Given instruction: Quote the records that follow in full and exactly; leave out the pictures.

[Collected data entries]
::::::::::
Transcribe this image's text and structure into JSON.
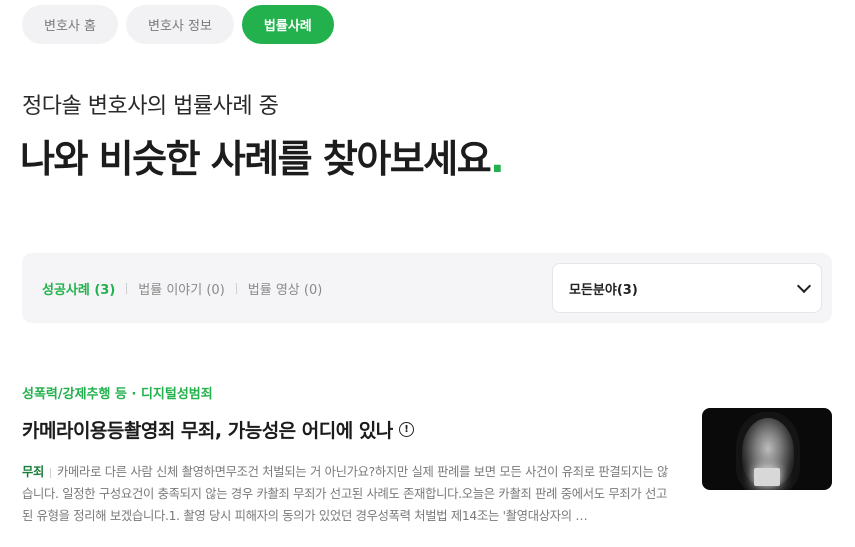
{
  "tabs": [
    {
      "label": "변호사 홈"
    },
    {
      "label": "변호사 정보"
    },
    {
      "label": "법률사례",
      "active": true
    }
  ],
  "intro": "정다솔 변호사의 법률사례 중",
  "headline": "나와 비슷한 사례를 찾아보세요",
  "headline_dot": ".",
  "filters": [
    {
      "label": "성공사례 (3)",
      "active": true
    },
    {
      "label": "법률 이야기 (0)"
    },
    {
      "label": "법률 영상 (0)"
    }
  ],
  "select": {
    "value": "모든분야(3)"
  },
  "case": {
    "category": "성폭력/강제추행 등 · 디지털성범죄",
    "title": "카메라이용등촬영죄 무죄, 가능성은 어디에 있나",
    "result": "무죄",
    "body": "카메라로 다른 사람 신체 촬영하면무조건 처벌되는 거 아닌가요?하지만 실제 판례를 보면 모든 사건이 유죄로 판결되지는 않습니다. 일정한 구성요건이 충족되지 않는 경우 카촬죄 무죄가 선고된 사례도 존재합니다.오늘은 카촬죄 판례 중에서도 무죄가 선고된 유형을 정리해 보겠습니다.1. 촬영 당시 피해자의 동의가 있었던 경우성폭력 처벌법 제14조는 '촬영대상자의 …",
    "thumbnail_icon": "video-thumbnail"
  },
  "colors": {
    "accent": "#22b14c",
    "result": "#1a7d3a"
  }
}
::::::::::
Output:
Transcribe this image's text and structure into JSON.
{
  "tabs": [
    {
      "label": "변호사 홈"
    },
    {
      "label": "변호사 정보"
    },
    {
      "label": "법률사례",
      "active": true
    }
  ],
  "intro": "정다솔 변호사의 법률사례 중",
  "headline": "나와 비슷한 사례를 찾아보세요",
  "headline_dot": ".",
  "filters": [
    {
      "label": "성공사례 (3)",
      "active": true
    },
    {
      "label": "법률 이야기 (0)"
    },
    {
      "label": "법률 영상 (0)"
    }
  ],
  "select": {
    "value": "모든분야(3)"
  },
  "case": {
    "category": "성폭력/강제추행 등 · 디지털성범죄",
    "title": "카메라이용등촬영죄 무죄, 가능성은 어디에 있나",
    "result": "무죄",
    "body": "카메라로 다른 사람 신체 촬영하면무조건 처벌되는 거 아닌가요?하지만 실제 판례를 보면 모든 사건이 유죄로 판결되지는 않습니다. 일정한 구성요건이 충족되지 않는 경우 카촬죄 무죄가 선고된 사례도 존재합니다.오늘은 카촬죄 판례 중에서도 무죄가 선고된 유형을 정리해 보겠습니다.1. 촬영 당시 피해자의 동의가 있었던 경우성폭력 처벌법 제14조는 '촬영대상자의 …",
    "thumbnail_icon": "video-thumbnail"
  },
  "colors": {
    "accent": "#22b14c",
    "result": "#1a7d3a"
  }
}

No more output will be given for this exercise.